# ENTRIES
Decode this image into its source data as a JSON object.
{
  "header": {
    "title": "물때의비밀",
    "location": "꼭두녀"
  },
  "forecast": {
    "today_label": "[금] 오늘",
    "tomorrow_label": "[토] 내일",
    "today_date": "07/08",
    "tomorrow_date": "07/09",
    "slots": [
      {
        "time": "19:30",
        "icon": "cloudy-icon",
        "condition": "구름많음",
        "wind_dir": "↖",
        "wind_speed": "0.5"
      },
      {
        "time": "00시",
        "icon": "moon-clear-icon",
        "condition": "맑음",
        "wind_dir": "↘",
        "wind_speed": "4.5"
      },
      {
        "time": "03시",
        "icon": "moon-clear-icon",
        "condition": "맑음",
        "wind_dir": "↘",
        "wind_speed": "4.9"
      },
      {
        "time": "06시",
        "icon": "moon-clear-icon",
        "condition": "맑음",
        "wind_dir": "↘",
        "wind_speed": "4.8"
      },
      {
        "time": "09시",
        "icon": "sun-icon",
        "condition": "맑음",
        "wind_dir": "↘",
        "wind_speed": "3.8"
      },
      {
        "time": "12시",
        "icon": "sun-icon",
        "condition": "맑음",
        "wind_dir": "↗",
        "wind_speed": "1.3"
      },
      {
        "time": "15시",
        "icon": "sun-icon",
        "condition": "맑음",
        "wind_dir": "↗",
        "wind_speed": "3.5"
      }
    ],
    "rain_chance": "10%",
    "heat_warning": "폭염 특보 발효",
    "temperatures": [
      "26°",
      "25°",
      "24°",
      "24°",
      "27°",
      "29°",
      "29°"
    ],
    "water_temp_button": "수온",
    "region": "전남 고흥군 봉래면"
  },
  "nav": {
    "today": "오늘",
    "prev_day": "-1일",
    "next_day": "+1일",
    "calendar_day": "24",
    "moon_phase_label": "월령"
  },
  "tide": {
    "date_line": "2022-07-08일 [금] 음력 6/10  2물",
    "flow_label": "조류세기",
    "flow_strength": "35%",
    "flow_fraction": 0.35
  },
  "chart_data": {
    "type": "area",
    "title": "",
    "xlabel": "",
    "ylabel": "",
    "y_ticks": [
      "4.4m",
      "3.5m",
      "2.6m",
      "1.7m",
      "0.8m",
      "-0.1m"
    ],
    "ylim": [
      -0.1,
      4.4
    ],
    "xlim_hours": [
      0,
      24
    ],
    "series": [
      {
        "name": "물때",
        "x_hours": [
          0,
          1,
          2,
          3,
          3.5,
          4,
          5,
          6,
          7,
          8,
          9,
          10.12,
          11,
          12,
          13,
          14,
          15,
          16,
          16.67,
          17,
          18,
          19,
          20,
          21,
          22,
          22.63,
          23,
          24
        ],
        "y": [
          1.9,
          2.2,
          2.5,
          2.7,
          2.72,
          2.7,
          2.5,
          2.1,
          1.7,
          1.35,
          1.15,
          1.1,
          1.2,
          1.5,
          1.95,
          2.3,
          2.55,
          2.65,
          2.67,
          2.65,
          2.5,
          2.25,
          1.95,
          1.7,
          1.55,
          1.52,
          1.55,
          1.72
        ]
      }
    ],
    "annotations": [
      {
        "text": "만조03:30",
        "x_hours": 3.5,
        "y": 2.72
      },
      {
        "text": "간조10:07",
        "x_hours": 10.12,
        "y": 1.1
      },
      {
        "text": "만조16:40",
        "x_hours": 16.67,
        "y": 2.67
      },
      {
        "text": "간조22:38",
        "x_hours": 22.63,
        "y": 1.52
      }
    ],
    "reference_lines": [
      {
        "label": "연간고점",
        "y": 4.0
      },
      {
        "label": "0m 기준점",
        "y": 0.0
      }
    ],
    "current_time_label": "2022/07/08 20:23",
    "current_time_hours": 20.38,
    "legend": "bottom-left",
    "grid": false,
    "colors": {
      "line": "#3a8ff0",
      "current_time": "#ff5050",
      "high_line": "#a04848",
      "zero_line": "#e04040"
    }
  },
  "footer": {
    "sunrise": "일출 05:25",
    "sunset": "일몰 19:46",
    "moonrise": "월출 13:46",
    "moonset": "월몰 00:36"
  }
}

# THE EXERCISE
Write out all the data again, exactly as it appears.

# ANSWER TO THE PROBLEM
Decode this image into its source data as a JSON object.
{
  "header": {
    "title": "물때의비밀",
    "location": "꼭두녀"
  },
  "forecast": {
    "today_label": "[금] 오늘",
    "tomorrow_label": "[토] 내일",
    "today_date": "07/08",
    "tomorrow_date": "07/09",
    "slots": [
      {
        "time": "19:30",
        "icon": "cloudy-icon",
        "condition": "구름많음",
        "wind_dir": "↖",
        "wind_speed": "0.5"
      },
      {
        "time": "00시",
        "icon": "moon-clear-icon",
        "condition": "맑음",
        "wind_dir": "↘",
        "wind_speed": "4.5"
      },
      {
        "time": "03시",
        "icon": "moon-clear-icon",
        "condition": "맑음",
        "wind_dir": "↘",
        "wind_speed": "4.9"
      },
      {
        "time": "06시",
        "icon": "moon-clear-icon",
        "condition": "맑음",
        "wind_dir": "↘",
        "wind_speed": "4.8"
      },
      {
        "time": "09시",
        "icon": "sun-icon",
        "condition": "맑음",
        "wind_dir": "↘",
        "wind_speed": "3.8"
      },
      {
        "time": "12시",
        "icon": "sun-icon",
        "condition": "맑음",
        "wind_dir": "↗",
        "wind_speed": "1.3"
      },
      {
        "time": "15시",
        "icon": "sun-icon",
        "condition": "맑음",
        "wind_dir": "↗",
        "wind_speed": "3.5"
      }
    ],
    "rain_chance": "10%",
    "heat_warning": "폭염 특보 발효",
    "temperatures": [
      "26°",
      "25°",
      "24°",
      "24°",
      "27°",
      "29°",
      "29°"
    ],
    "water_temp_button": "수온",
    "region": "전남 고흥군 봉래면"
  },
  "nav": {
    "today": "오늘",
    "prev_day": "-1일",
    "next_day": "+1일",
    "calendar_day": "24",
    "moon_phase_label": "월령"
  },
  "tide": {
    "date_line": "2022-07-08일 [금] 음력 6/10  2물",
    "flow_label": "조류세기",
    "flow_strength": "35%",
    "flow_fraction": 0.35
  },
  "chart_data": {
    "type": "area",
    "title": "",
    "xlabel": "",
    "ylabel": "",
    "y_ticks": [
      "4.4m",
      "3.5m",
      "2.6m",
      "1.7m",
      "0.8m",
      "-0.1m"
    ],
    "ylim": [
      -0.1,
      4.4
    ],
    "xlim_hours": [
      0,
      24
    ],
    "series": [
      {
        "name": "물때",
        "x_hours": [
          0,
          1,
          2,
          3,
          3.5,
          4,
          5,
          6,
          7,
          8,
          9,
          10.12,
          11,
          12,
          13,
          14,
          15,
          16,
          16.67,
          17,
          18,
          19,
          20,
          21,
          22,
          22.63,
          23,
          24
        ],
        "y": [
          1.9,
          2.2,
          2.5,
          2.7,
          2.72,
          2.7,
          2.5,
          2.1,
          1.7,
          1.35,
          1.15,
          1.1,
          1.2,
          1.5,
          1.95,
          2.3,
          2.55,
          2.65,
          2.67,
          2.65,
          2.5,
          2.25,
          1.95,
          1.7,
          1.55,
          1.52,
          1.55,
          1.72
        ]
      }
    ],
    "annotations": [
      {
        "text": "만조03:30",
        "x_hours": 3.5,
        "y": 2.72
      },
      {
        "text": "간조10:07",
        "x_hours": 10.12,
        "y": 1.1
      },
      {
        "text": "만조16:40",
        "x_hours": 16.67,
        "y": 2.67
      },
      {
        "text": "간조22:38",
        "x_hours": 22.63,
        "y": 1.52
      }
    ],
    "reference_lines": [
      {
        "label": "연간고점",
        "y": 4.0
      },
      {
        "label": "0m 기준점",
        "y": 0.0
      }
    ],
    "current_time_label": "2022/07/08 20:23",
    "current_time_hours": 20.38,
    "legend": "bottom-left",
    "grid": false,
    "colors": {
      "line": "#3a8ff0",
      "current_time": "#ff5050",
      "high_line": "#a04848",
      "zero_line": "#e04040"
    }
  },
  "footer": {
    "sunrise": "일출 05:25",
    "sunset": "일몰 19:46",
    "moonrise": "월출 13:46",
    "moonset": "월몰 00:36"
  }
}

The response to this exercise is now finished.